### WORK REQUIRED:
List all lines of the data that include the string "Calo".

[Stored records]
****
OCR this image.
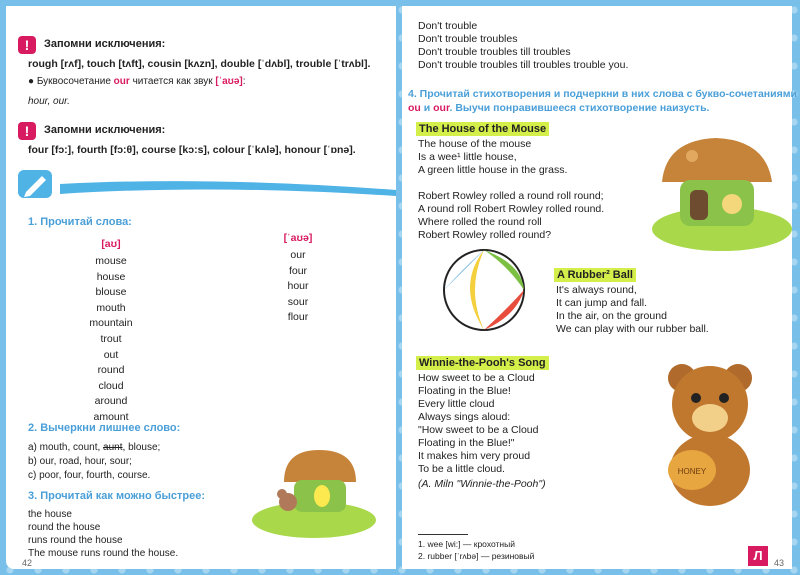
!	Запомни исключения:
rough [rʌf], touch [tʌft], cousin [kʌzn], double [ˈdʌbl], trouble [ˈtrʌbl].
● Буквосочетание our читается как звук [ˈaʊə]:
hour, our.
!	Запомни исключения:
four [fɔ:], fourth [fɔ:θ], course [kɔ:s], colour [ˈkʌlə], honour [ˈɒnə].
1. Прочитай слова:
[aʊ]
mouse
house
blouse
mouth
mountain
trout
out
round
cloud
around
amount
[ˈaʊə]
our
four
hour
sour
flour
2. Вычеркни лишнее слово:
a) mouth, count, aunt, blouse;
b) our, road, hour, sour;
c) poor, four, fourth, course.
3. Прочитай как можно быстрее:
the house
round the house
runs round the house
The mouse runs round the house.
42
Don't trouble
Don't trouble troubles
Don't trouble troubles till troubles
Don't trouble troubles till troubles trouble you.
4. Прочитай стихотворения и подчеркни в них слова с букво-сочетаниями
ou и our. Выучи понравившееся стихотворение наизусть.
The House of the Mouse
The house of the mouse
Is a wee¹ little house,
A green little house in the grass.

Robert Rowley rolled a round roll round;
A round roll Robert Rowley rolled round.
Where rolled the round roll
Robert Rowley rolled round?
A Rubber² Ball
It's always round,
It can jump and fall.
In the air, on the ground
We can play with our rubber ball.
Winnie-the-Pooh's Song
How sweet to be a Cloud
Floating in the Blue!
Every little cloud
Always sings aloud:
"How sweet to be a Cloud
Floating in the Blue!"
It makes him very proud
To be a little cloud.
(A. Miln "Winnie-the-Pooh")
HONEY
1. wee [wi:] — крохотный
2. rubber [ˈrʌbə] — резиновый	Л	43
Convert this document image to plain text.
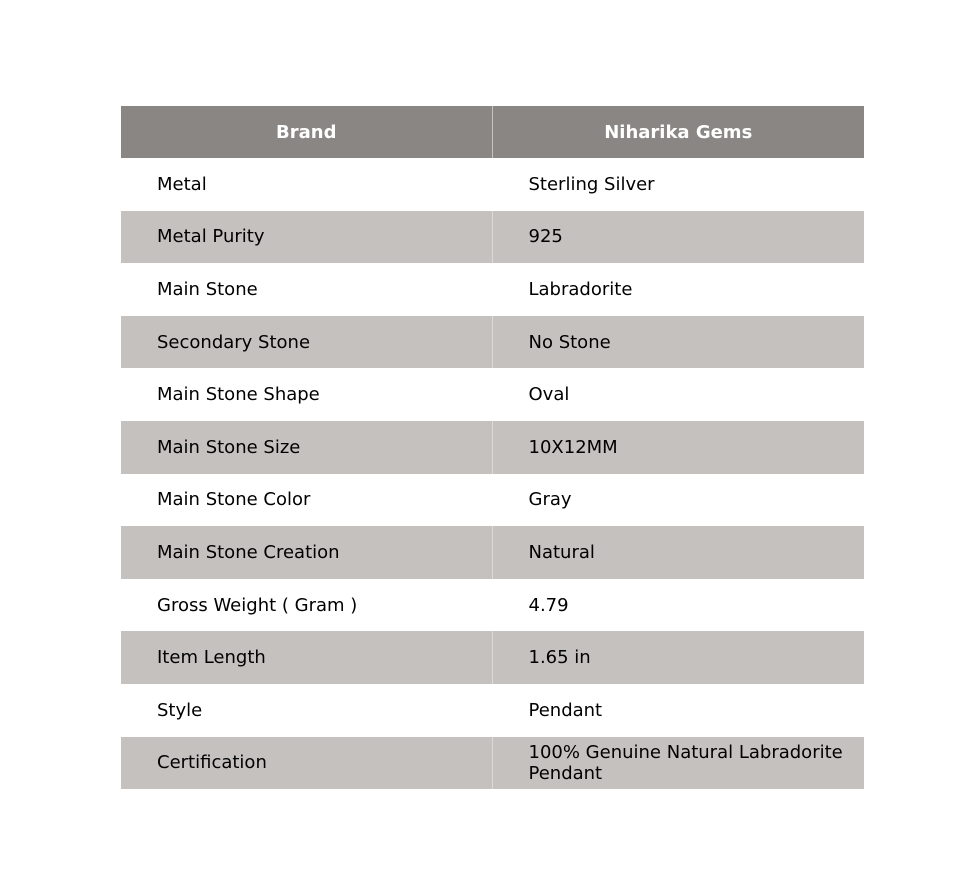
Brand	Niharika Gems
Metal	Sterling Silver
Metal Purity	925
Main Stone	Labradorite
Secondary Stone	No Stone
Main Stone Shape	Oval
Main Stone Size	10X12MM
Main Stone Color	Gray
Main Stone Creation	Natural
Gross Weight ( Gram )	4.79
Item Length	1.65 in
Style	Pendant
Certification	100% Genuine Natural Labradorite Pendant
****
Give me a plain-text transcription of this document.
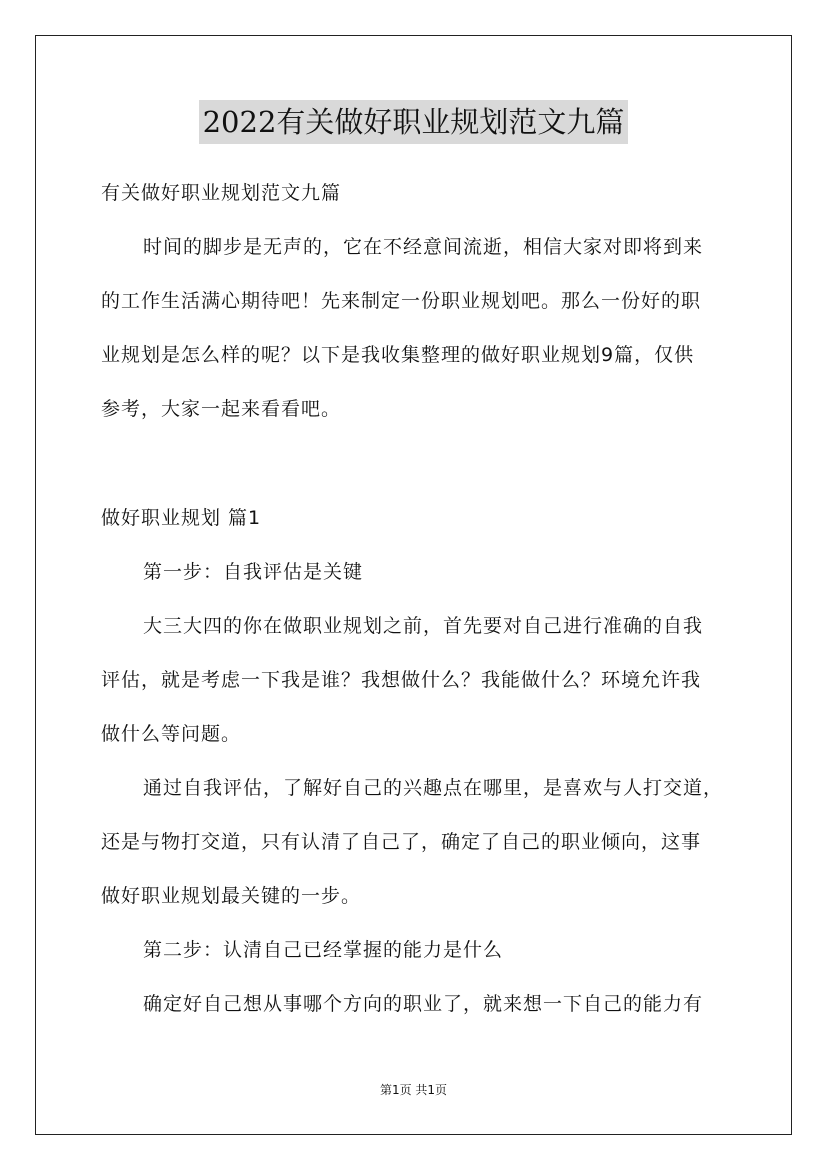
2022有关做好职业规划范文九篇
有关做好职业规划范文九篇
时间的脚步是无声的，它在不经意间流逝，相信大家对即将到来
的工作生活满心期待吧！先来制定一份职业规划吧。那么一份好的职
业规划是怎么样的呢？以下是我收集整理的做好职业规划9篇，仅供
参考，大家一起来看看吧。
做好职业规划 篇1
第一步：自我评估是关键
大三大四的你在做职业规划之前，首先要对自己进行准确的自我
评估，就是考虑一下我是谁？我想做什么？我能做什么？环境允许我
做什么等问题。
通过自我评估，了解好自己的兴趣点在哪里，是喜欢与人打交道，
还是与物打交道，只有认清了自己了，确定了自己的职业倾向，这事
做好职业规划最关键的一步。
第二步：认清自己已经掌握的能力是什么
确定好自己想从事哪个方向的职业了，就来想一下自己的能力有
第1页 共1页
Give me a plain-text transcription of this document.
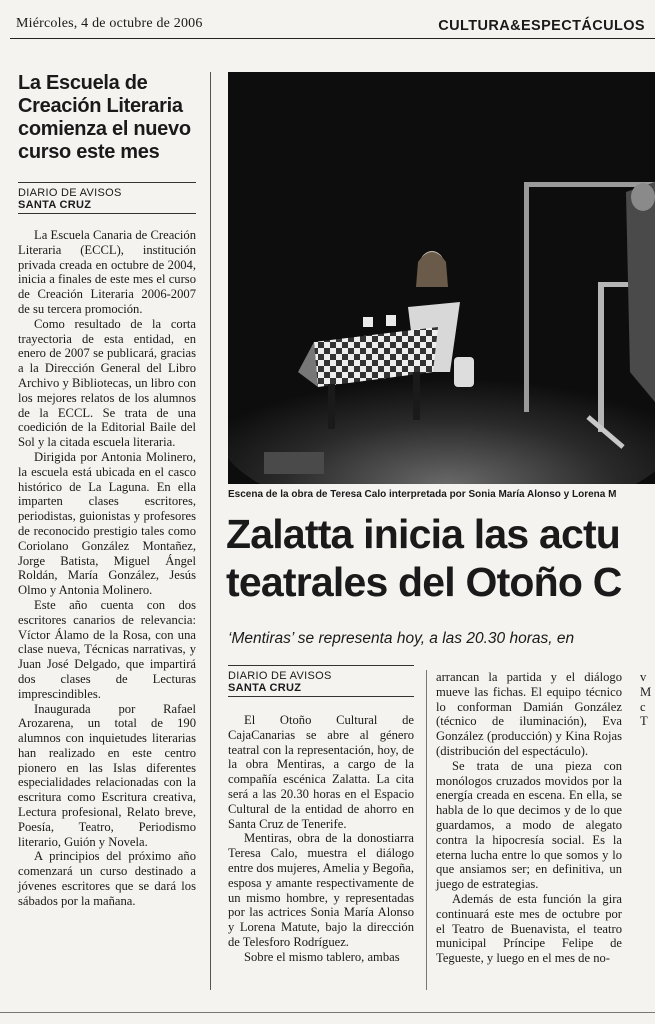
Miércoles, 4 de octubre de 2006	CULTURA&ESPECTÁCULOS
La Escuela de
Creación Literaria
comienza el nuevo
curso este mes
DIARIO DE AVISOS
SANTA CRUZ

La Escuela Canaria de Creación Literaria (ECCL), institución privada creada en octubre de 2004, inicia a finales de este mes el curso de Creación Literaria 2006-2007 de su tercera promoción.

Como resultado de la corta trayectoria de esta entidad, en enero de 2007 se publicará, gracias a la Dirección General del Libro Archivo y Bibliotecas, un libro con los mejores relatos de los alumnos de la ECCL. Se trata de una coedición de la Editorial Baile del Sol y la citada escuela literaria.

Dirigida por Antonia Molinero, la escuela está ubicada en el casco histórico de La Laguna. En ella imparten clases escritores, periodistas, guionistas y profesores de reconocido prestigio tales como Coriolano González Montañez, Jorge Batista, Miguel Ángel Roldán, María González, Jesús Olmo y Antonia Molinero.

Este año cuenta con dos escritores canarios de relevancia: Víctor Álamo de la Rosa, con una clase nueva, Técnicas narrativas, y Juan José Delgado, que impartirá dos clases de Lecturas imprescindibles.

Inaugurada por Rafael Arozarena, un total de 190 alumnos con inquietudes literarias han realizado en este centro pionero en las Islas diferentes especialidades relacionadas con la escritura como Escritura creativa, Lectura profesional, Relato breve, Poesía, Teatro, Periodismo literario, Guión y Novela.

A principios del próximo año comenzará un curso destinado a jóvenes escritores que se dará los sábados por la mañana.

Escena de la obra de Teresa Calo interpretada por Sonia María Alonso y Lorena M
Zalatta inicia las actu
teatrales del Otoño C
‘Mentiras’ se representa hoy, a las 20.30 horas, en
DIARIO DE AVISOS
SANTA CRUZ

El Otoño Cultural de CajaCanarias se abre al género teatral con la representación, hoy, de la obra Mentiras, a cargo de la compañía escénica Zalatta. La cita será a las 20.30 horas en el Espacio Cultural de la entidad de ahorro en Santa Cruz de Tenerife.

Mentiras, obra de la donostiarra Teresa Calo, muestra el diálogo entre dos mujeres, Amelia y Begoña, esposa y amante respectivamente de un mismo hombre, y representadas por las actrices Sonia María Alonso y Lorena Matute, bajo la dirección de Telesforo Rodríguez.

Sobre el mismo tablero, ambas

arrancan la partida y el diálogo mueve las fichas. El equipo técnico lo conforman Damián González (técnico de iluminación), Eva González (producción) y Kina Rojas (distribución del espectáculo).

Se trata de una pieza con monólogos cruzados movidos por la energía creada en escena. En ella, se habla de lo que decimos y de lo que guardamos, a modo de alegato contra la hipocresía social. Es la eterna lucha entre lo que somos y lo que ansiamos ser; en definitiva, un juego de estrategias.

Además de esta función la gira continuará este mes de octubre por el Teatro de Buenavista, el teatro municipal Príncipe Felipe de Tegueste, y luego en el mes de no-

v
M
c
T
****
### SOLUTION FOR THIS EXERCISE:
Escena de la obra de Teresa Calo interpretada por Sonia María Alonso y Lorena M
Mentiras, obra de la donostiarra Teresa Calo, muestra el diálogo entre dos mujeres, Amelia y Begoña, esposa y amante respectivamente de un mismo hombre, y representadas por las actrices Sonia María Alonso y Lorena Matute, bajo la dirección de Telesforo Rodríguez.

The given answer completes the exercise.